Quote every line of the data below as it stands, omitting pictures.

####################

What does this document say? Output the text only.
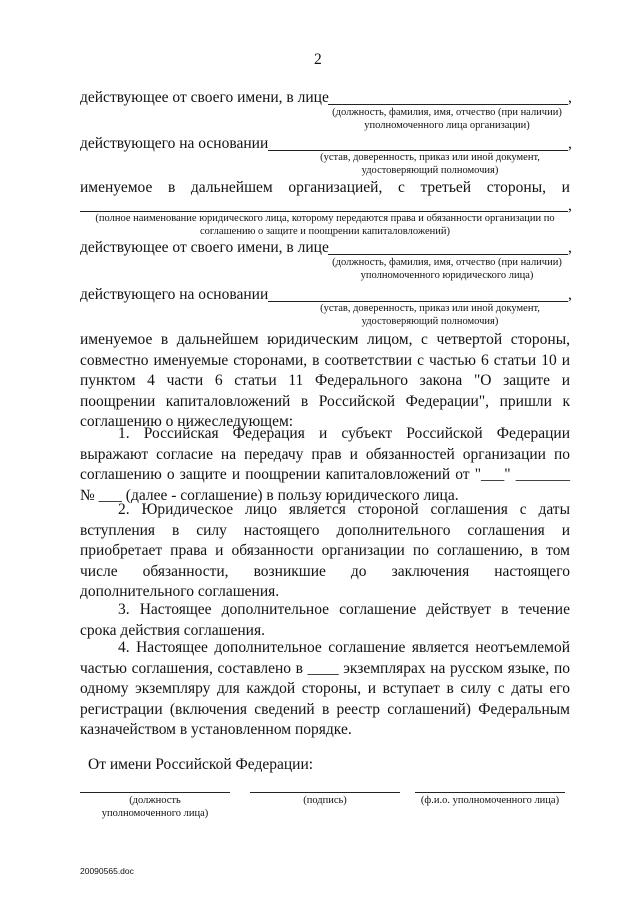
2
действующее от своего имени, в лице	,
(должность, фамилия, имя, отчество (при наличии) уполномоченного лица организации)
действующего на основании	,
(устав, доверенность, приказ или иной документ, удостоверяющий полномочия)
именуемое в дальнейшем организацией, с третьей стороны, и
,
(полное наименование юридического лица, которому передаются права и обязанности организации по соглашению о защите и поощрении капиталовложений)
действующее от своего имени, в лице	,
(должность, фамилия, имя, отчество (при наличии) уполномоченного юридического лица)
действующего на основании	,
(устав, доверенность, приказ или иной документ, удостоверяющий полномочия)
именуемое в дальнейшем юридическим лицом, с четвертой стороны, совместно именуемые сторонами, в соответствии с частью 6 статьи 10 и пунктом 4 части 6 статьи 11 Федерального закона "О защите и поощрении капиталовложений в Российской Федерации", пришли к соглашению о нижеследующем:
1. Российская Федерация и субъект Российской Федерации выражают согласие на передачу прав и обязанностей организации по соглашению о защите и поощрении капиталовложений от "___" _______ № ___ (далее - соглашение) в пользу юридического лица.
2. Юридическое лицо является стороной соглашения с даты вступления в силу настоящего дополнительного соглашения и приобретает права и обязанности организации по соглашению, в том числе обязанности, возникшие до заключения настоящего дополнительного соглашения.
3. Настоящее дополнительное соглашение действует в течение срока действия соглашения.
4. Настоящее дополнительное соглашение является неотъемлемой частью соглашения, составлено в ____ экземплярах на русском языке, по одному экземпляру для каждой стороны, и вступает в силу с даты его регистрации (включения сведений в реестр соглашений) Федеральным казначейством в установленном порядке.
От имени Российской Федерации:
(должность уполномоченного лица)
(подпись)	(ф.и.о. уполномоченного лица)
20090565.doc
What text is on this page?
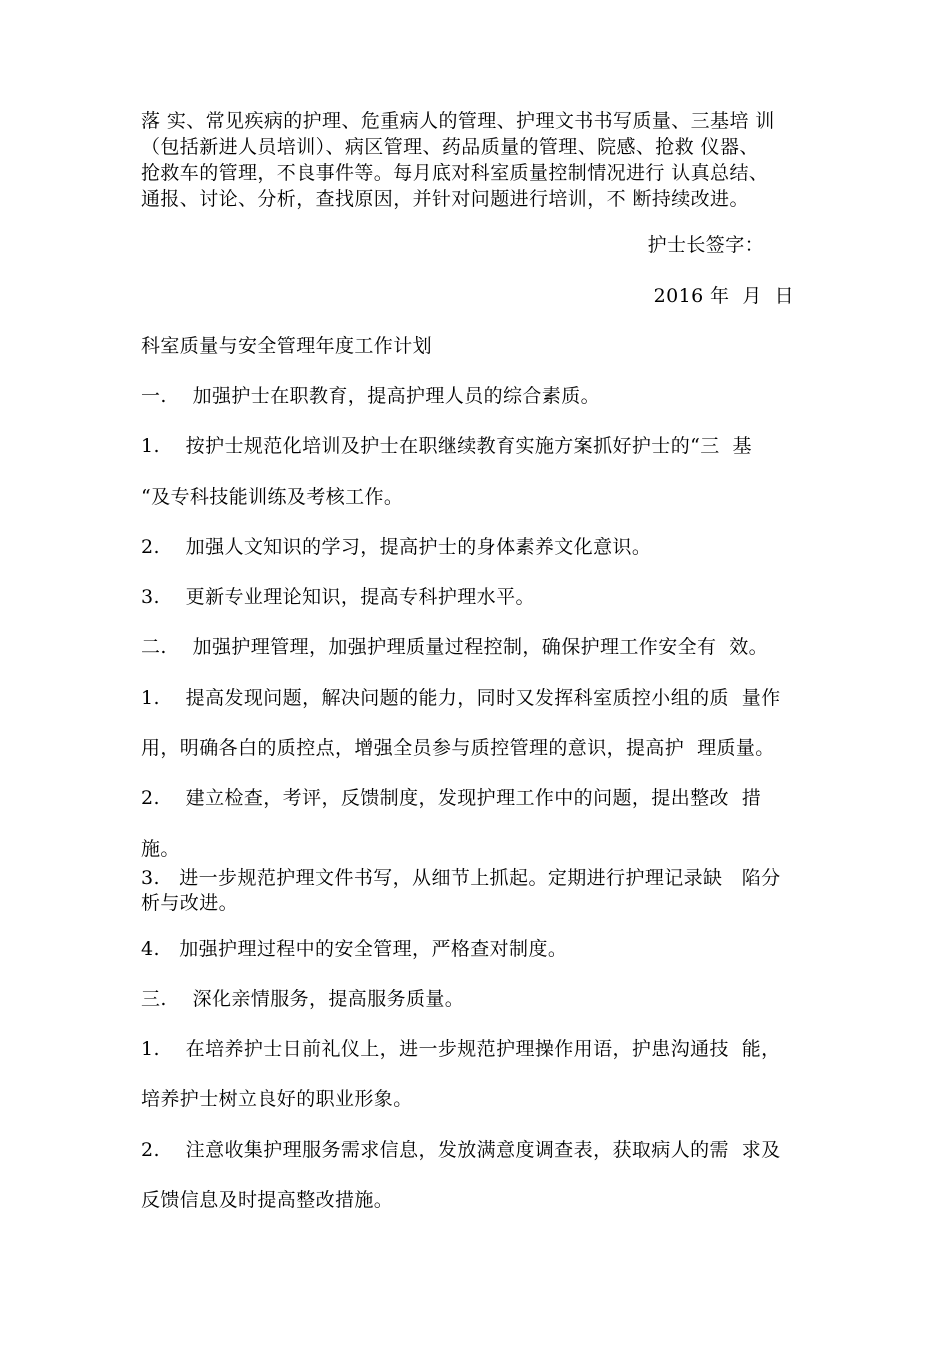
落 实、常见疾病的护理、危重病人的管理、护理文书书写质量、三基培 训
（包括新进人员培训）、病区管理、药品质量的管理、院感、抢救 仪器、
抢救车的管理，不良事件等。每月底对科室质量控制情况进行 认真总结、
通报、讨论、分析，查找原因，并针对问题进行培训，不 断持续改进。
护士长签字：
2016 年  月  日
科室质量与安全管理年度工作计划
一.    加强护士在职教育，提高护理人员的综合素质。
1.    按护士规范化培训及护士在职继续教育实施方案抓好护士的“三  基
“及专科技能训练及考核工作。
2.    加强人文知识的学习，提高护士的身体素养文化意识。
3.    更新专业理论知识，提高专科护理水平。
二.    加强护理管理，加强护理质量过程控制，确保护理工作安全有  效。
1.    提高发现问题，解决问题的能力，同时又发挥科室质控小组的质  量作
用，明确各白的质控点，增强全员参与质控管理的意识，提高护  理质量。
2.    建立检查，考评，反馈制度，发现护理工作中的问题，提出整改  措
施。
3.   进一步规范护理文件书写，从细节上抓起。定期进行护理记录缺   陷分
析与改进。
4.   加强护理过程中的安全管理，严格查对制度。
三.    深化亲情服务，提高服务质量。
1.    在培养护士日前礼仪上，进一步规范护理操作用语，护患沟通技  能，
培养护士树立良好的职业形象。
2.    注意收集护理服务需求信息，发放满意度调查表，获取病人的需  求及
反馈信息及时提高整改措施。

####################

### ANSWER IN FULL
What does this document say? Output the text only.
2
действующее от своего имени, в лице	,
(должность, фамилия, имя, отчество (при наличии) уполномоченного лица организации)
действующего на основании	,
(устав, доверенность, приказ или иной документ, удостоверяющий полномочия)
именуемое в дальнейшем организацией, с третьей стороны, и
,
(полное наименование юридического лица, которому передаются права и обязанности организации по соглашению о защите и поощрении капиталовложений)
действующее от своего имени, в лице	,
(должность, фамилия, имя, отчество (при наличии) уполномоченного юридического лица)
действующего на основании	,
(устав, доверенность, приказ или иной документ, удостоверяющий полномочия)
именуемое в дальнейшем юридическим лицом, с четвертой стороны, совместно именуемые сторонами, в соответствии с частью 6 статьи 10 и пунктом 4 части 6 статьи 11 Федерального закона "О защите и поощрении капиталовложений в Российской Федерации", пришли к соглашению о нижеследующем:
1. Российская Федерация и субъект Российской Федерации выражают согласие на передачу прав и обязанностей организации по соглашению о защите и поощрении капиталовложений от "___" _______ № ___ (далее - соглашение) в пользу юридического лица.
2. Юридическое лицо является стороной соглашения с даты вступления в силу настоящего дополнительного соглашения и приобретает права и обязанности организации по соглашению, в том числе обязанности, возникшие до заключения настоящего дополнительного соглашения.
3. Настоящее дополнительное соглашение действует в течение срока действия соглашения.
4. Настоящее дополнительное соглашение является неотъемлемой частью соглашения, составлено в ____ экземплярах на русском языке, по одному экземпляру для каждой стороны, и вступает в силу с даты его регистрации (включения сведений в реестр соглашений) Федеральным казначейством в установленном порядке.
От имени Российской Федерации:
(должность уполномоченного лица)
(подпись)	(ф.и.о. уполномоченного лица)
20090565.doc
What text is on this page?
落 实、常见疾病的护理、危重病人的管理、护理文书书写质量、三基培 训
（包括新进人员培训）、病区管理、药品质量的管理、院感、抢救 仪器、
抢救车的管理，不良事件等。每月底对科室质量控制情况进行 认真总结、
通报、讨论、分析，查找原因，并针对问题进行培训，不 断持续改进。
护士长签字：
2016 年  月  日
科室质量与安全管理年度工作计划
一.    加强护士在职教育，提高护理人员的综合素质。
1.    按护士规范化培训及护士在职继续教育实施方案抓好护士的“三  基
“及专科技能训练及考核工作。
2.    加强人文知识的学习，提高护士的身体素养文化意识。
3.    更新专业理论知识，提高专科护理水平。
二.    加强护理管理，加强护理质量过程控制，确保护理工作安全有  效。
1.    提高发现问题，解决问题的能力，同时又发挥科室质控小组的质  量作
用，明确各白的质控点，增强全员参与质控管理的意识，提高护  理质量。
2.    建立检查，考评，反馈制度，发现护理工作中的问题，提出整改  措
施。
3.   进一步规范护理文件书写，从细节上抓起。定期进行护理记录缺   陷分
析与改进。
4.   加强护理过程中的安全管理，严格查对制度。
三.    深化亲情服务，提高服务质量。
1.    在培养护士日前礼仪上，进一步规范护理操作用语，护患沟通技  能，
培养护士树立良好的职业形象。
2.    注意收集护理服务需求信息，发放满意度调查表，获取病人的需  求及
反馈信息及时提高整改措施。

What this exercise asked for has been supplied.